BEGIN Dataset extract
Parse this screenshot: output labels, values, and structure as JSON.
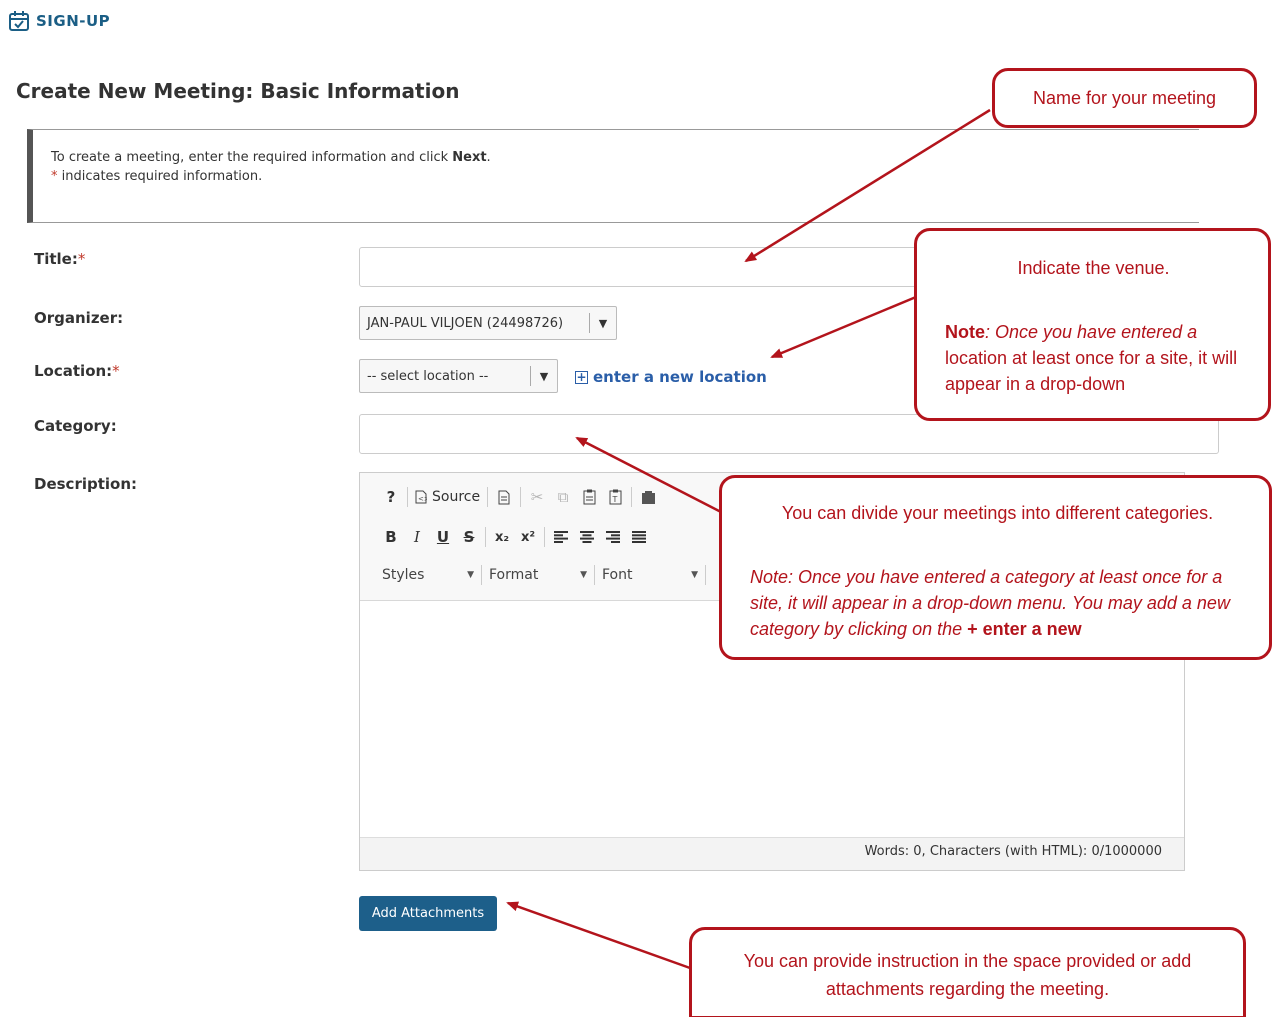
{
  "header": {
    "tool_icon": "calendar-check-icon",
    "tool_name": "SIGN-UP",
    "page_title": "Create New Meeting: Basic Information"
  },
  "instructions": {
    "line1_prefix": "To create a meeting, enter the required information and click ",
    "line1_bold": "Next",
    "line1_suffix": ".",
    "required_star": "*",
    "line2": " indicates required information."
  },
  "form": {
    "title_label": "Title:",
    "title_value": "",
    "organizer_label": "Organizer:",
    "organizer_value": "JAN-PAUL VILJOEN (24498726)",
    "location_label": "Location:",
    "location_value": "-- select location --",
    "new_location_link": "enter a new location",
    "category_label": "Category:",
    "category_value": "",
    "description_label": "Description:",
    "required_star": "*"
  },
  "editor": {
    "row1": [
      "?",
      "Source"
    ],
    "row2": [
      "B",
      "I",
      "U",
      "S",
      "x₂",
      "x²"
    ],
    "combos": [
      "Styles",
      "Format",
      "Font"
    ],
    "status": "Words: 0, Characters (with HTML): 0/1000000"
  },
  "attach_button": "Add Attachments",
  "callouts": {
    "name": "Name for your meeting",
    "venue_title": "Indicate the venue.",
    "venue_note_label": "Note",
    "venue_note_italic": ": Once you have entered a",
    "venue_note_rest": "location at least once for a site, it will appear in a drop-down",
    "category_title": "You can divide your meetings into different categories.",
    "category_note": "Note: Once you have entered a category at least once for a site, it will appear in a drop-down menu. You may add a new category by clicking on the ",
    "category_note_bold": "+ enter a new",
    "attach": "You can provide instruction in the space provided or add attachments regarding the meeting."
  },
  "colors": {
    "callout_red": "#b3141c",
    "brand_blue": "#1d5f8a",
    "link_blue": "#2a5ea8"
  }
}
END Dataset extract
BEGIN Dataset extract
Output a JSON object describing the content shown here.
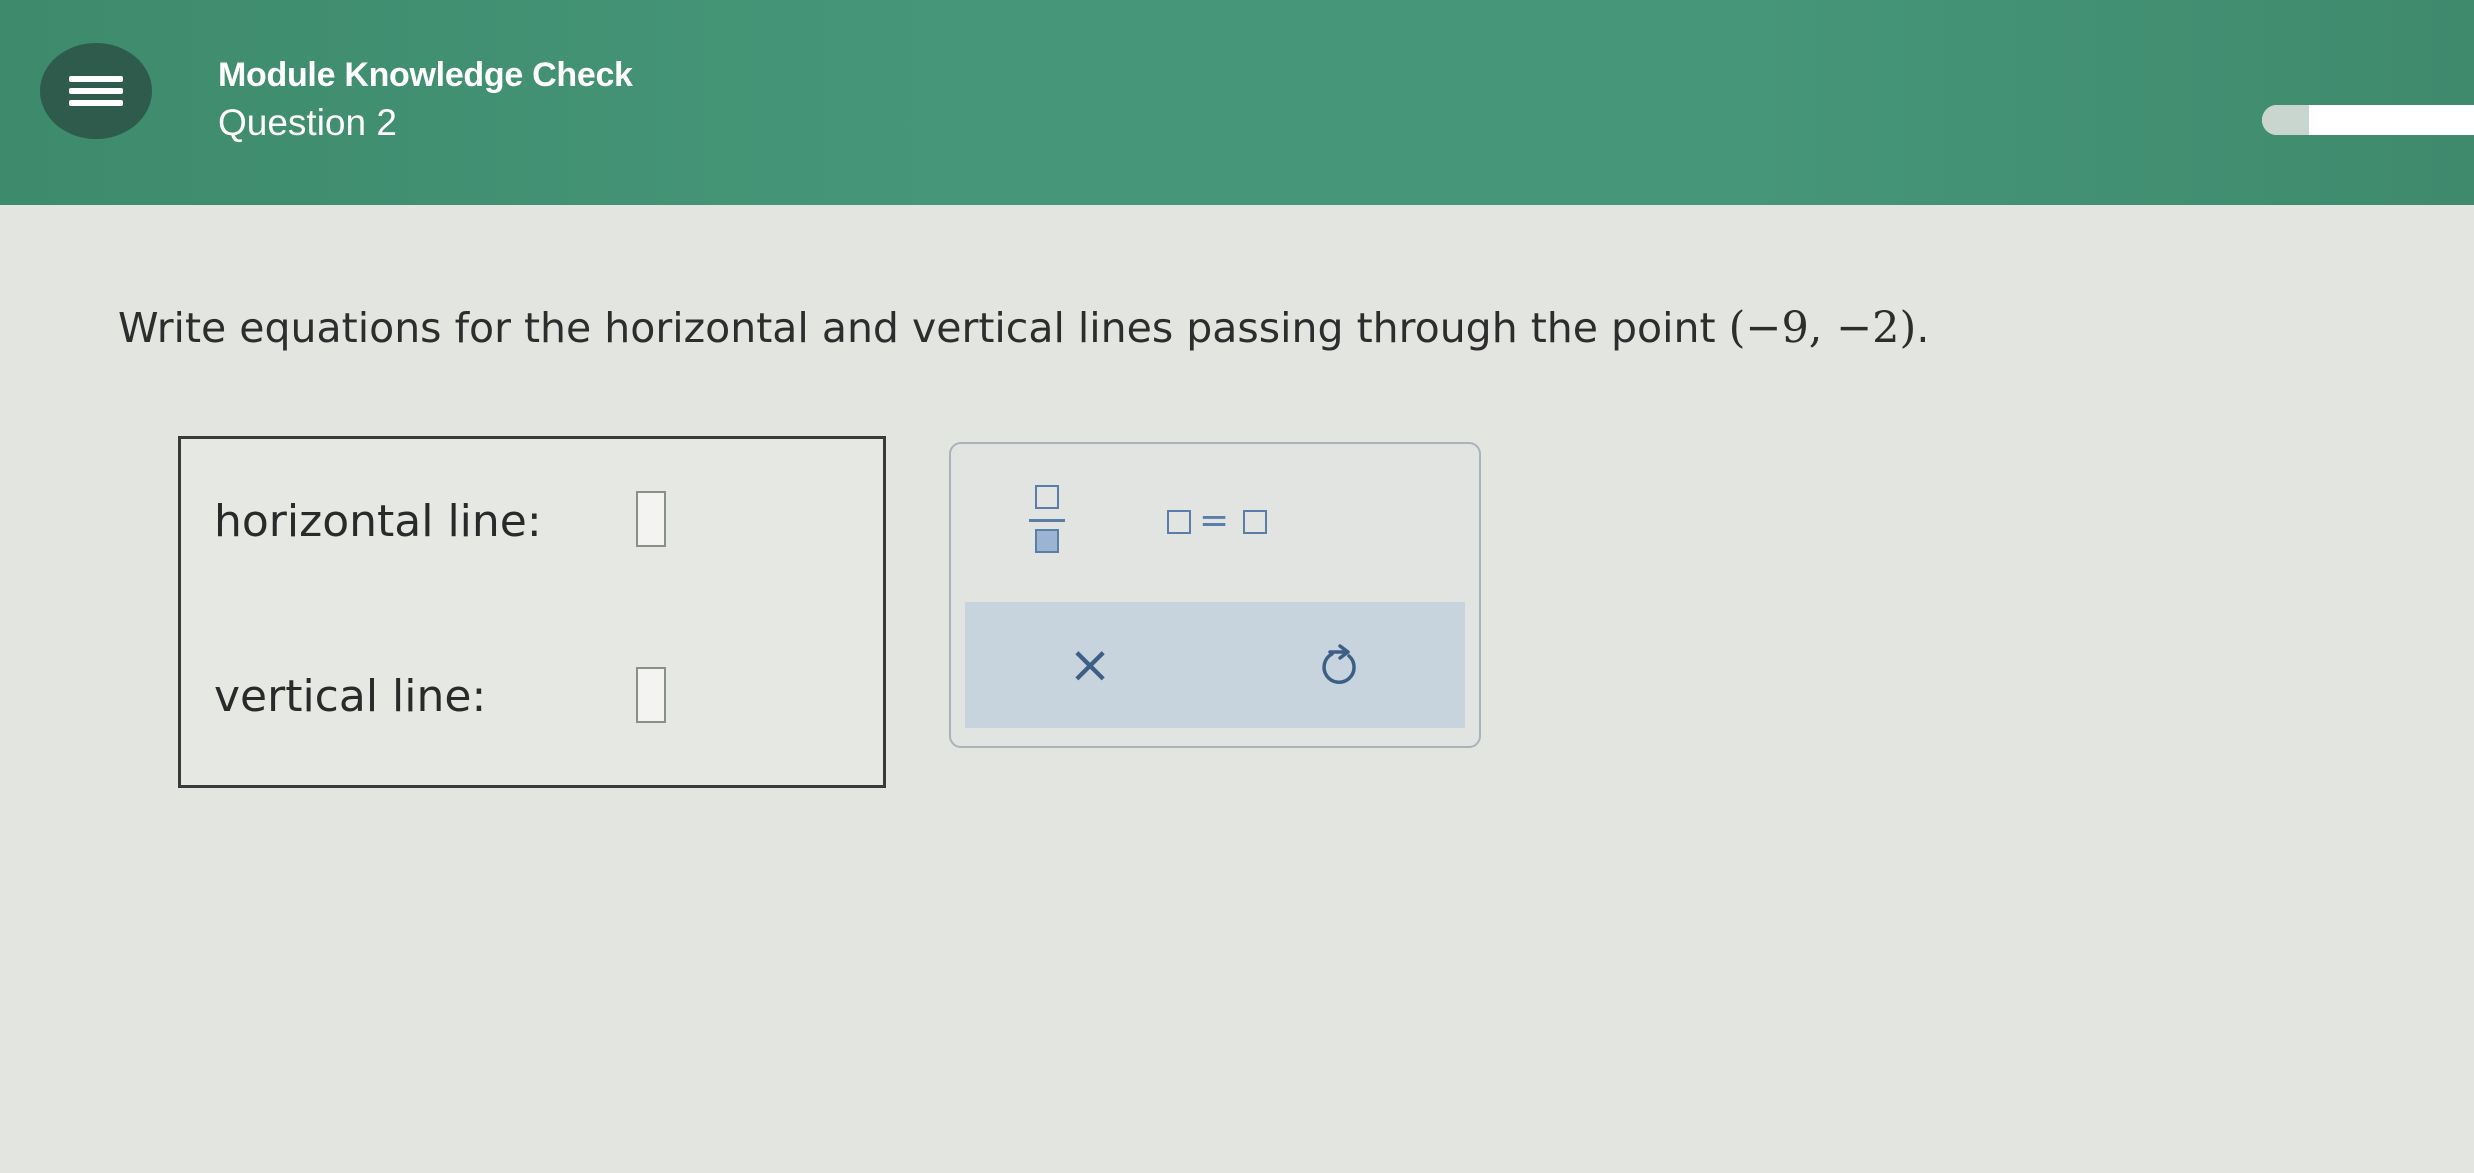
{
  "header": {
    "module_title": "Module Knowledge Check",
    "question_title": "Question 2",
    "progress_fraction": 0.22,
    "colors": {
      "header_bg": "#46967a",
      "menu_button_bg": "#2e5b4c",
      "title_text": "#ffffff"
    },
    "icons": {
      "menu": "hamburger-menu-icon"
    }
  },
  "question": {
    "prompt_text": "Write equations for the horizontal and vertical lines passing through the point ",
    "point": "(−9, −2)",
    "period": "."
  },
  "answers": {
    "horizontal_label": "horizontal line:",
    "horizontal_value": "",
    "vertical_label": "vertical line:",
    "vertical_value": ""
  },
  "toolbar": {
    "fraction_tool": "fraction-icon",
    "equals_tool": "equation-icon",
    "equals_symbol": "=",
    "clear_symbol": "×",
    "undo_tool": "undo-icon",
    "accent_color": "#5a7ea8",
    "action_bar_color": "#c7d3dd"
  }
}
END Dataset extract
▶ Required task
Track down every line holding the string "point" and copy it.

▶ Exercise answer
    "prompt_text": "Write equations for the horizontal and vertical lines passing through the point ",
    "point": "(−9, −2)",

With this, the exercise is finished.